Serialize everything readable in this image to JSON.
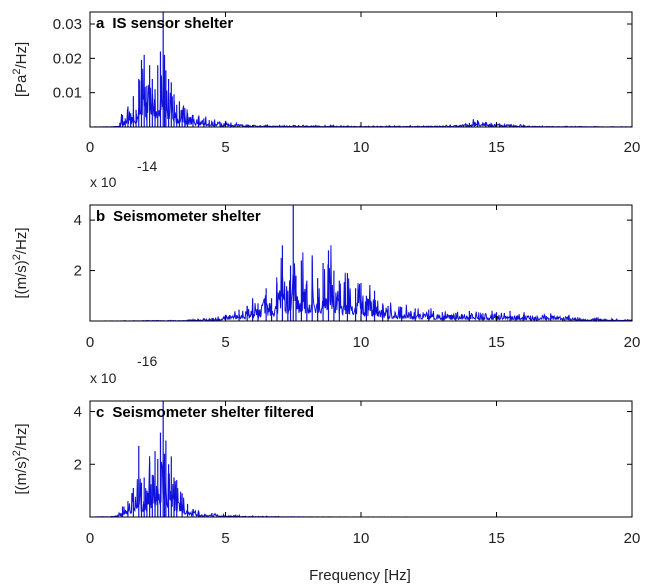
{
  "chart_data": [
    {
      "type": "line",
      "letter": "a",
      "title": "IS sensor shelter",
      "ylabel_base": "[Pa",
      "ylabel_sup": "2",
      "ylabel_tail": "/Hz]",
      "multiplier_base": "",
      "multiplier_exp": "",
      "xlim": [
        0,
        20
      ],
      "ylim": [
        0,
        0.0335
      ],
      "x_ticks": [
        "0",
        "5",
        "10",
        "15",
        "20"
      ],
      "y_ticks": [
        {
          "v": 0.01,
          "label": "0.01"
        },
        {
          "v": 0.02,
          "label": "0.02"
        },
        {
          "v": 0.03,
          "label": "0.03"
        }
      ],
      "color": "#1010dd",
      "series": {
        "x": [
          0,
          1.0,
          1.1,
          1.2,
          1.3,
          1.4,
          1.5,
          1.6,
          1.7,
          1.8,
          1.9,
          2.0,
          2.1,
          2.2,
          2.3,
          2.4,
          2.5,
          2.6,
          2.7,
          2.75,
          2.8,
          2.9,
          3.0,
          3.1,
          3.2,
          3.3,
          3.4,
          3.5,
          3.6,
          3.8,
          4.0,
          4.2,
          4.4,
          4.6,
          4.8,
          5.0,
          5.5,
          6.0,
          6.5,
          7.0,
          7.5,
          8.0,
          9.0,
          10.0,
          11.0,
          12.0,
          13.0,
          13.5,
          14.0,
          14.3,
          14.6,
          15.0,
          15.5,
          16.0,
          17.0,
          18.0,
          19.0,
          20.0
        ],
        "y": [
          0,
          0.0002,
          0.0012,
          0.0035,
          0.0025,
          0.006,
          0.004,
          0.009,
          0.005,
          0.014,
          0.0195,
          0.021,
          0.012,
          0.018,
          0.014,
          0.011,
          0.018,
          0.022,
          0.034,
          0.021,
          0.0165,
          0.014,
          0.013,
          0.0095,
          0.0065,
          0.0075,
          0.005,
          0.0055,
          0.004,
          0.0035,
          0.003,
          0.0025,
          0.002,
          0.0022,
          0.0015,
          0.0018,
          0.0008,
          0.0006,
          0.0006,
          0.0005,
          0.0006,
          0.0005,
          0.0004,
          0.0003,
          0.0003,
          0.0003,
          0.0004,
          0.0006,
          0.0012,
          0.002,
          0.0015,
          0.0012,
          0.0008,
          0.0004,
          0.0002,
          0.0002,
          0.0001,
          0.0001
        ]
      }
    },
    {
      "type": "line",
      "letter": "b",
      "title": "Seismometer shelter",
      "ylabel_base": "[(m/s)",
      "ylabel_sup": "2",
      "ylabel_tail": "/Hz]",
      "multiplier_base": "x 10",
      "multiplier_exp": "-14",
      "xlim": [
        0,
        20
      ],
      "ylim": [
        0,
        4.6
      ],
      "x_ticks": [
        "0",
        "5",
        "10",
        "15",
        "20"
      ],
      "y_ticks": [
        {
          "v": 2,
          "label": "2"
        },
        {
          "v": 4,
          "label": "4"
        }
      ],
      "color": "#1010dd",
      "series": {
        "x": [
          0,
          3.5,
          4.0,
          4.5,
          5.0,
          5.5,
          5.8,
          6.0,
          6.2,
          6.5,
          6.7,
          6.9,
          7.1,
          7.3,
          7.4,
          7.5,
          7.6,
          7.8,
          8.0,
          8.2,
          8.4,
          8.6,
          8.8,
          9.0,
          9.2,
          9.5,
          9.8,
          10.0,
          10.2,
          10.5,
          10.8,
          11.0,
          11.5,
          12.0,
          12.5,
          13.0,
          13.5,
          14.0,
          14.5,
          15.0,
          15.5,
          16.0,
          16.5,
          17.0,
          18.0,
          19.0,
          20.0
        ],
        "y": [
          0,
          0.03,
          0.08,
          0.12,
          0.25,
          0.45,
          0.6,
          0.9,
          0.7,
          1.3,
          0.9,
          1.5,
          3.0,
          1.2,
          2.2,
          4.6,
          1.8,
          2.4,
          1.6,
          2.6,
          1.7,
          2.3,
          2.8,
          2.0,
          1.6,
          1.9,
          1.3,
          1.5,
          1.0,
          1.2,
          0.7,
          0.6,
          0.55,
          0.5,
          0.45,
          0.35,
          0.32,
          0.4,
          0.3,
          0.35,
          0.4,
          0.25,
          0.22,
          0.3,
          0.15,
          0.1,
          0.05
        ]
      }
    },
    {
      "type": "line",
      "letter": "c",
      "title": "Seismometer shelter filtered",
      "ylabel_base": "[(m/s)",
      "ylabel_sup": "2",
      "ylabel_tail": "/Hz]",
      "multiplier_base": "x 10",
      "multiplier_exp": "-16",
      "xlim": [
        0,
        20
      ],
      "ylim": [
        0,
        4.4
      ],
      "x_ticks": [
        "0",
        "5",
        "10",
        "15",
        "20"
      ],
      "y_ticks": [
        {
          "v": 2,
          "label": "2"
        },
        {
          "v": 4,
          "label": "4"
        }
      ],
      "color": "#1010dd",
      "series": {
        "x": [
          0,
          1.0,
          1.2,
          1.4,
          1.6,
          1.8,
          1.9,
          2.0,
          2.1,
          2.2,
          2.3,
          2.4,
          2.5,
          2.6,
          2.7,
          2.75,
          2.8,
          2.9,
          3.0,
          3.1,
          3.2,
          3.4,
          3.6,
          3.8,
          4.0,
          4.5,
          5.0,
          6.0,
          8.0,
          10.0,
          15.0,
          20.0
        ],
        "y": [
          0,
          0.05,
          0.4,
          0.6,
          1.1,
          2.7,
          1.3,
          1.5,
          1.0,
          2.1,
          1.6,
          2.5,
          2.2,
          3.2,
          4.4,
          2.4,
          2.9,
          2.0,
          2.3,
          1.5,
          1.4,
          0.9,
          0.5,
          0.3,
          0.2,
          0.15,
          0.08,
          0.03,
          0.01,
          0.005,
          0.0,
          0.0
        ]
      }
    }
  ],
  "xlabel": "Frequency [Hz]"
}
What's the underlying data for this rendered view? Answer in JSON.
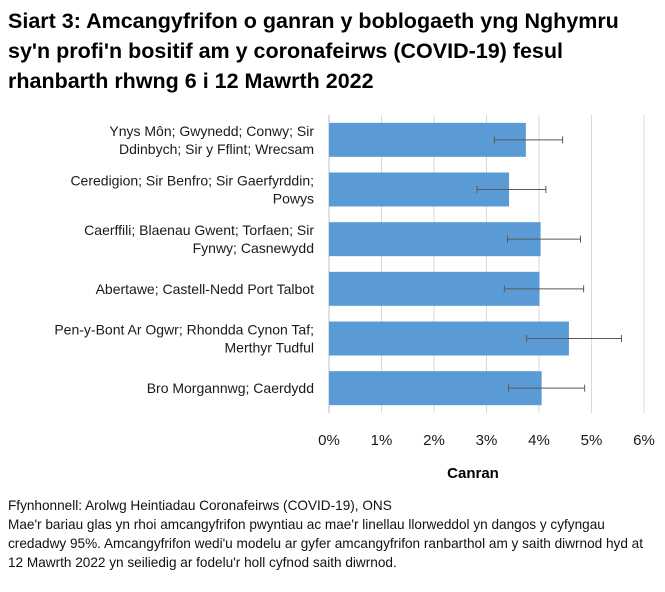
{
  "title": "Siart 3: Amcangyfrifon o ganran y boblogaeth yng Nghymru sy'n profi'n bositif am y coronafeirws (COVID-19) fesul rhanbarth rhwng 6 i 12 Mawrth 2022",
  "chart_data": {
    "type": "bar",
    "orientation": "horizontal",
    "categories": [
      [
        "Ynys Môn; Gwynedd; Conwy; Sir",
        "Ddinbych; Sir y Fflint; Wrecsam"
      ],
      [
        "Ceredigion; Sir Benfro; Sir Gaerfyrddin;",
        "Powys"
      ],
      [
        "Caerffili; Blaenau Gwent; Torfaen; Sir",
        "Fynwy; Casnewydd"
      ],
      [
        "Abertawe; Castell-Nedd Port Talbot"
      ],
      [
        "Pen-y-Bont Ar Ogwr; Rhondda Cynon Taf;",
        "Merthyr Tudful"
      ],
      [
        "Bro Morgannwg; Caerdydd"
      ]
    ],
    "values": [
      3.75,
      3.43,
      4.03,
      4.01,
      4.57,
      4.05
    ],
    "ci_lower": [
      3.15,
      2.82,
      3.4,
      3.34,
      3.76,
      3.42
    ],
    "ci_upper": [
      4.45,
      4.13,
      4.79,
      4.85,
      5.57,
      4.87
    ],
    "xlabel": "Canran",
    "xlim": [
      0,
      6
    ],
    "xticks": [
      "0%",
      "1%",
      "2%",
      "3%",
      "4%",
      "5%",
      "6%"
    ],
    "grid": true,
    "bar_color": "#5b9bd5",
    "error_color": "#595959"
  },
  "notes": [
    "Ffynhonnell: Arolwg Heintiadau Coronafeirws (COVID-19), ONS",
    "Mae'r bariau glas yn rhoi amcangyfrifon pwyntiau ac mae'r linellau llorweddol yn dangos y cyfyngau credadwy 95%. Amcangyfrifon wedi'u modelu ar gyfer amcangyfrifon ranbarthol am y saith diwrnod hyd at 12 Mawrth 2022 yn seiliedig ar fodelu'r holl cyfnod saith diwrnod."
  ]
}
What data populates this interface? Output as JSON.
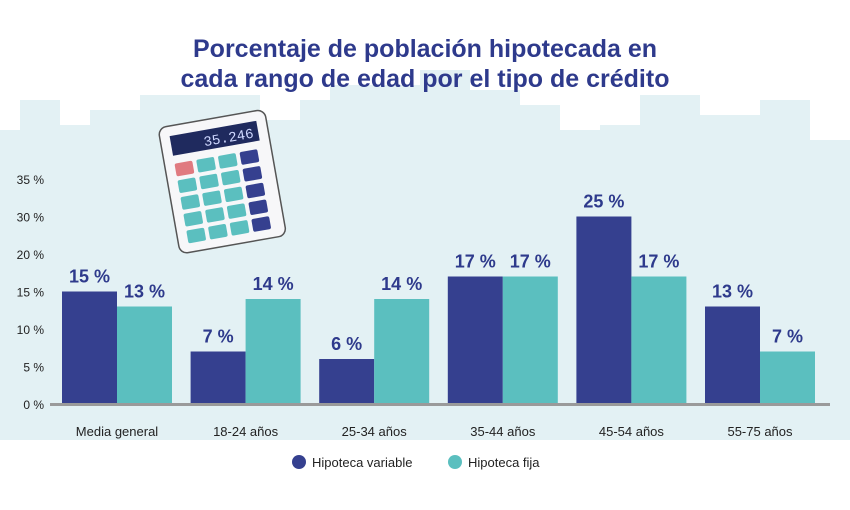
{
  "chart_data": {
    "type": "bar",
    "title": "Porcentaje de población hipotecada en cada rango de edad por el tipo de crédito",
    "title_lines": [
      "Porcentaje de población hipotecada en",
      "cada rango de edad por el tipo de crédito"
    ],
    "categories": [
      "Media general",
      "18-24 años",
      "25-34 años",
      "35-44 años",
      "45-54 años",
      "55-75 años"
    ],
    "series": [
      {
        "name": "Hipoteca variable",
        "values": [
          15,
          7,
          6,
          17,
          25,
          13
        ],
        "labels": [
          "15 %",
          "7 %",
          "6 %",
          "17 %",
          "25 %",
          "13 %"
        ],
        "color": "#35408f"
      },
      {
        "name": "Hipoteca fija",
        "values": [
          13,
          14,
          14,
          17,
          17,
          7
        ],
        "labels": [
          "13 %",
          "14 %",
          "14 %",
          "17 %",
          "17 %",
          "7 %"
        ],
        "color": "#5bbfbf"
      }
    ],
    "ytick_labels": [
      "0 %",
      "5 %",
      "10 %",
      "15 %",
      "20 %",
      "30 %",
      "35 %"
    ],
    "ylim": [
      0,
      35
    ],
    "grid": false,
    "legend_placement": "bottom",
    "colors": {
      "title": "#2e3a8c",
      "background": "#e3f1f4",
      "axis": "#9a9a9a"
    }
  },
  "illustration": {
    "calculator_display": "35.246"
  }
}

----

§ TASK GOAL: Take the line that contains "What data populates" and every line after it up to the end of the records above, and restate them exactly, without the pictures.

§ RIGHT ANSWER:
What data populates this interface? Output as JSON.
{
  "chart_data": {
    "type": "bar",
    "title": "Porcentaje de población hipotecada en cada rango de edad por el tipo de crédito",
    "title_lines": [
      "Porcentaje de población hipotecada en",
      "cada rango de edad por el tipo de crédito"
    ],
    "categories": [
      "Media general",
      "18-24 años",
      "25-34 años",
      "35-44 años",
      "45-54 años",
      "55-75 años"
    ],
    "series": [
      {
        "name": "Hipoteca variable",
        "values": [
          15,
          7,
          6,
          17,
          25,
          13
        ],
        "labels": [
          "15 %",
          "7 %",
          "6 %",
          "17 %",
          "25 %",
          "13 %"
        ],
        "color": "#35408f"
      },
      {
        "name": "Hipoteca fija",
        "values": [
          13,
          14,
          14,
          17,
          17,
          7
        ],
        "labels": [
          "13 %",
          "14 %",
          "14 %",
          "17 %",
          "17 %",
          "7 %"
        ],
        "color": "#5bbfbf"
      }
    ],
    "ytick_labels": [
      "0 %",
      "5 %",
      "10 %",
      "15 %",
      "20 %",
      "30 %",
      "35 %"
    ],
    "ylim": [
      0,
      35
    ],
    "grid": false,
    "legend_placement": "bottom",
    "colors": {
      "title": "#2e3a8c",
      "background": "#e3f1f4",
      "axis": "#9a9a9a"
    }
  },
  "illustration": {
    "calculator_display": "35.246"
  }
}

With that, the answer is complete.